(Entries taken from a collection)
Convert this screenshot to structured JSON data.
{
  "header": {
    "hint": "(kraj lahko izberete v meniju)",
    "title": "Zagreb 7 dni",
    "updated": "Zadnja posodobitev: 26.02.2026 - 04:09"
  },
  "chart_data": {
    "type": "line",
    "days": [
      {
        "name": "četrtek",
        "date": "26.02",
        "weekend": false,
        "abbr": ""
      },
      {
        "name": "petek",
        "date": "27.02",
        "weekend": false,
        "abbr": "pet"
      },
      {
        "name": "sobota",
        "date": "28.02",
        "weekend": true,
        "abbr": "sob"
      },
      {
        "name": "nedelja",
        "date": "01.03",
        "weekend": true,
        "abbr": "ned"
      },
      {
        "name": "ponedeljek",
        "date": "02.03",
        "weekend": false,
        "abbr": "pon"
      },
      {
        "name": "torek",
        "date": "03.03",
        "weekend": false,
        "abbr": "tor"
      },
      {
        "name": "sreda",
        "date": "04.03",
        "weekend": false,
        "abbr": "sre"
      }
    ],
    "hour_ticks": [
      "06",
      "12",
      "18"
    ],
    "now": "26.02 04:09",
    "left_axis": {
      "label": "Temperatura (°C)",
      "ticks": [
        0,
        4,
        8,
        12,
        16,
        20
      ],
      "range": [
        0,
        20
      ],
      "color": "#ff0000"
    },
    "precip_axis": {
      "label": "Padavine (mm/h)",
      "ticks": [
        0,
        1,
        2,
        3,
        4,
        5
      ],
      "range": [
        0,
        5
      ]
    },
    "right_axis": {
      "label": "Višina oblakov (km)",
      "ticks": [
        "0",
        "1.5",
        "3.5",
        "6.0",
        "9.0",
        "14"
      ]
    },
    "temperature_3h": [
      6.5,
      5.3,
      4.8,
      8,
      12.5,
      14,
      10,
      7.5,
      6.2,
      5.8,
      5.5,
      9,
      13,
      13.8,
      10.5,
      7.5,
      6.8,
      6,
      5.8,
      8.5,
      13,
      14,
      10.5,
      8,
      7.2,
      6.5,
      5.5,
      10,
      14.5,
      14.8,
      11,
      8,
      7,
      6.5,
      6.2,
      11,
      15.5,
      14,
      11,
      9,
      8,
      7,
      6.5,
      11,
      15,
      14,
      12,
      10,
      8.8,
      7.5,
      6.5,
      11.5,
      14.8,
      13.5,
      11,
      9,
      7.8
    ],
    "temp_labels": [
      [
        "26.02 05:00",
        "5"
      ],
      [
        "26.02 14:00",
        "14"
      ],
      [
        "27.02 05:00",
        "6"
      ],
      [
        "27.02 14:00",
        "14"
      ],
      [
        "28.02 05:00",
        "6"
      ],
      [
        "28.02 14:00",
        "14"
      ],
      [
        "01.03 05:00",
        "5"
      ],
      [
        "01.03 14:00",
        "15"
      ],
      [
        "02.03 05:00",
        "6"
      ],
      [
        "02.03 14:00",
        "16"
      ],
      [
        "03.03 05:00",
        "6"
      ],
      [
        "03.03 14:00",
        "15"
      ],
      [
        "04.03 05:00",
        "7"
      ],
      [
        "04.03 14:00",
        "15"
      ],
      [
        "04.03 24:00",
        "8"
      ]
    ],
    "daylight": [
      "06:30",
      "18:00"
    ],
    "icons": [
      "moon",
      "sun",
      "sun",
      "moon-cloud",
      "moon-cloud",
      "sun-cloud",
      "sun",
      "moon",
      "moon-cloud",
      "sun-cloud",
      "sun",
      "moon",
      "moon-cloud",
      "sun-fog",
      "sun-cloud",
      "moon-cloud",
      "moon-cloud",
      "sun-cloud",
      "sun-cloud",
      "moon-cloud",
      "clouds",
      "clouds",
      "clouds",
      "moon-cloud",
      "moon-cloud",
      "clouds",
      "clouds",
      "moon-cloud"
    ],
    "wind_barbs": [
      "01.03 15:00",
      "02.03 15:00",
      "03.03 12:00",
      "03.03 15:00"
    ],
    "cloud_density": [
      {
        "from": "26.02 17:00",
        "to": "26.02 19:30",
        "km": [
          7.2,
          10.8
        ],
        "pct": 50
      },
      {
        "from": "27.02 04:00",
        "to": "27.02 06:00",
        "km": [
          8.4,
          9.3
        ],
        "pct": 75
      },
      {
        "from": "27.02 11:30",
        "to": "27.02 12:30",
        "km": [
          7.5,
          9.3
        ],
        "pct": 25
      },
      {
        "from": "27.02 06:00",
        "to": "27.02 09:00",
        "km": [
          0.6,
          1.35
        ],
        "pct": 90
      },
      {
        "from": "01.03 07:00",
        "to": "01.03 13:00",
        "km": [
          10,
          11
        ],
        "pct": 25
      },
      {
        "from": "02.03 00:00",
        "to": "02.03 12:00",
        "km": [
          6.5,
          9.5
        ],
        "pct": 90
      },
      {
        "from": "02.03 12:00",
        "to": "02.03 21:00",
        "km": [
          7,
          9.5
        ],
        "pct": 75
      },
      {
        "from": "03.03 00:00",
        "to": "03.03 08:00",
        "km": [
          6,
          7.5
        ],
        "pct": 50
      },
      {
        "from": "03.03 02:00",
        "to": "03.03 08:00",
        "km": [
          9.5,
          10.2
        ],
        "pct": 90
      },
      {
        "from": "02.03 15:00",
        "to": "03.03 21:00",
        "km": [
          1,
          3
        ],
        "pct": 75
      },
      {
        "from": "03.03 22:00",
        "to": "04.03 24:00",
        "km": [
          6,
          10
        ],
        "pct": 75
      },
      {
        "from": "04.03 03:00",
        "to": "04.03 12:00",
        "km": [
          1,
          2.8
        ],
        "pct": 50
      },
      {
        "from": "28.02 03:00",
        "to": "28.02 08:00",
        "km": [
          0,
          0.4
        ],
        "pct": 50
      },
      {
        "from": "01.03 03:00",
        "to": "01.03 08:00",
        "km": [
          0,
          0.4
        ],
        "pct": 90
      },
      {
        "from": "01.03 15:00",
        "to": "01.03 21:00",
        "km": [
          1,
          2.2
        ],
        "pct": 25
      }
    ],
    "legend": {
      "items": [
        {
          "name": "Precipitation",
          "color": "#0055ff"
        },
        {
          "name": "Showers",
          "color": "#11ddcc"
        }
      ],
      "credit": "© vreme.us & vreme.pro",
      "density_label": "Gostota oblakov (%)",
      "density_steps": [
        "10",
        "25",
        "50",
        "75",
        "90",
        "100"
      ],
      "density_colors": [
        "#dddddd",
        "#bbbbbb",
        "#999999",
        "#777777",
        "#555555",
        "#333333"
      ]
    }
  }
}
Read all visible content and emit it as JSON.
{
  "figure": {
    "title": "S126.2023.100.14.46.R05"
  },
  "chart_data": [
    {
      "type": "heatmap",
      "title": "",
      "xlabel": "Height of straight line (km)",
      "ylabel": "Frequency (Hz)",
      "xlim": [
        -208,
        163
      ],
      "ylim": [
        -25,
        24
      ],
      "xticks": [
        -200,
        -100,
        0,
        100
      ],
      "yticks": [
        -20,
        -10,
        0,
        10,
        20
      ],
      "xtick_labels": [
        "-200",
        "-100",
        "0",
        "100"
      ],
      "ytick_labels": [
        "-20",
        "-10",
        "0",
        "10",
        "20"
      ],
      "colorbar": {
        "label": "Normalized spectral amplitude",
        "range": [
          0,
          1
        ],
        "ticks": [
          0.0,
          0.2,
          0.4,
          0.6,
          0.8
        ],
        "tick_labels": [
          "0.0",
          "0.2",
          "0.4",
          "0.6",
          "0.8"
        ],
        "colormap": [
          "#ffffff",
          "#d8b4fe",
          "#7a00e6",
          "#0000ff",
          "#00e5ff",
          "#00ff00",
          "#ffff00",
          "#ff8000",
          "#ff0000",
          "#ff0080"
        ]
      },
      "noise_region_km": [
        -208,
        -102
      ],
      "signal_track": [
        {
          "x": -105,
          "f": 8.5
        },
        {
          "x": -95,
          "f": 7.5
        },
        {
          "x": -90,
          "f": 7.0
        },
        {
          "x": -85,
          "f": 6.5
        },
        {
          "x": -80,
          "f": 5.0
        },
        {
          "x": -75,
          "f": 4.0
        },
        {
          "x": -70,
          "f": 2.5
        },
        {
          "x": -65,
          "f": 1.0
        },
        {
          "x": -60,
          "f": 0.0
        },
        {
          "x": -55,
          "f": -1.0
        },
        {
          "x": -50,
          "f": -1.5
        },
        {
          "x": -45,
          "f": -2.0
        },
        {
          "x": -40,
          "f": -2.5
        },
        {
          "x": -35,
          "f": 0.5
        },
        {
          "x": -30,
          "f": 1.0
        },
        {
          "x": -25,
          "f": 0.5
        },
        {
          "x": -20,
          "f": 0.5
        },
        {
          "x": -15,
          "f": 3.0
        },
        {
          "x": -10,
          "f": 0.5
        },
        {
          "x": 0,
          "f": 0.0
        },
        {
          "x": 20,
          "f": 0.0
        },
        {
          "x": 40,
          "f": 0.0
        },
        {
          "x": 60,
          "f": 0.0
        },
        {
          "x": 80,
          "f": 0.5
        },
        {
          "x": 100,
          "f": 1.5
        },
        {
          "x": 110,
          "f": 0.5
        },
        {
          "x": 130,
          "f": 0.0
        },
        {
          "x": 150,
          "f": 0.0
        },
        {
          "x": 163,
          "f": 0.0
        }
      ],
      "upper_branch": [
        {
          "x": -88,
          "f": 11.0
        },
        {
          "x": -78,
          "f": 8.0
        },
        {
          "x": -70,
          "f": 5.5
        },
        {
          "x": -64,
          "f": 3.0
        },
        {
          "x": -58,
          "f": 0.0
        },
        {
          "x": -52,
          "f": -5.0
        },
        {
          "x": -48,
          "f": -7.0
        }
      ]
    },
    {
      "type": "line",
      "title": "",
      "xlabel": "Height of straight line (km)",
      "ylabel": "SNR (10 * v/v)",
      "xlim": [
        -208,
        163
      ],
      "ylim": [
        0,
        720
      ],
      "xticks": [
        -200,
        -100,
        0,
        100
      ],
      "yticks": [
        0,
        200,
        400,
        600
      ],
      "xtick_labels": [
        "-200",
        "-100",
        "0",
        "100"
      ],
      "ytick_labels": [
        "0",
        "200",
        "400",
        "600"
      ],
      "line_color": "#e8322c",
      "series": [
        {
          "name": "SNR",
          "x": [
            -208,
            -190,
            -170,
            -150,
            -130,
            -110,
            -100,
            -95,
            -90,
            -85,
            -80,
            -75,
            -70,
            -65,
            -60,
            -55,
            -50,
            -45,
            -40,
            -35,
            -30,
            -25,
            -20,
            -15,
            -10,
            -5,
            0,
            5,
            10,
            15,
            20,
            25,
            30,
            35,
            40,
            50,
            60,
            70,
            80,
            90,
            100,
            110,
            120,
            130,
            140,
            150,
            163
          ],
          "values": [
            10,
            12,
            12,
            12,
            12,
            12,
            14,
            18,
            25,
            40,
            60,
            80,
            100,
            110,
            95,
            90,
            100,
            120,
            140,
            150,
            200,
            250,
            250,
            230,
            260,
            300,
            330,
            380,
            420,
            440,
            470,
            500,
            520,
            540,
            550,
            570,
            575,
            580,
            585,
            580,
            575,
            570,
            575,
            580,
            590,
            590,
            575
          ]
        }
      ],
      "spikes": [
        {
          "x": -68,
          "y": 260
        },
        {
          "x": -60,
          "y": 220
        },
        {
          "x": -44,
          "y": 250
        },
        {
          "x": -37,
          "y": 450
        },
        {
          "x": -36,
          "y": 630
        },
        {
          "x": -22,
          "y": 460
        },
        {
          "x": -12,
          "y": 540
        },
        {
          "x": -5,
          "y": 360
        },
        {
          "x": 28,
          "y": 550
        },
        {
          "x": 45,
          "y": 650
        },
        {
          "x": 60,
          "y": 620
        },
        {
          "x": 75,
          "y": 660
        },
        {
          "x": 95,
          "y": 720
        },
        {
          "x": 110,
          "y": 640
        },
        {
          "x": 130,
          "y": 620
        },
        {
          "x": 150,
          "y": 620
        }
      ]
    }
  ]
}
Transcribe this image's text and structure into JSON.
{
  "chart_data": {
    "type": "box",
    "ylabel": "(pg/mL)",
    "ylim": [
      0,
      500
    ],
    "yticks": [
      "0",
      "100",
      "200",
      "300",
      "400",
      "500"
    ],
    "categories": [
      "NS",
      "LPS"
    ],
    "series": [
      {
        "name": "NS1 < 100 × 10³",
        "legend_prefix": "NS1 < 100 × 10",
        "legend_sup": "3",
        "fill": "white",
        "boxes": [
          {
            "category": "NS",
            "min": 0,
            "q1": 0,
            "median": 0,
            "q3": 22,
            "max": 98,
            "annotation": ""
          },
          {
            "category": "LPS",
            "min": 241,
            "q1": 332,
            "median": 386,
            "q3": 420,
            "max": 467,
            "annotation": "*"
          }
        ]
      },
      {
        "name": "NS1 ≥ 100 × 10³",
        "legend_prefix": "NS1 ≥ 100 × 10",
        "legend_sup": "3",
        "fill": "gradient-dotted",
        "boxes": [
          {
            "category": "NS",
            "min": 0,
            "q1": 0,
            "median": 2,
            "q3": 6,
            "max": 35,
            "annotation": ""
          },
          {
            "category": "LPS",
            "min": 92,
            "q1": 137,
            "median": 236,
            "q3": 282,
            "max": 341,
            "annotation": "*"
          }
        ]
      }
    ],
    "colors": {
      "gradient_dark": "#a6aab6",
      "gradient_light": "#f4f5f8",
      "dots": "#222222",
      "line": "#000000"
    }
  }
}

■ What to do
Copy, from the material, each line that holds the string "JSON".

■ Response below
Convert this screenshot to structured JSON data.
Read all visible content and emit it as JSON.
Transcribe this image's text and structure into JSON.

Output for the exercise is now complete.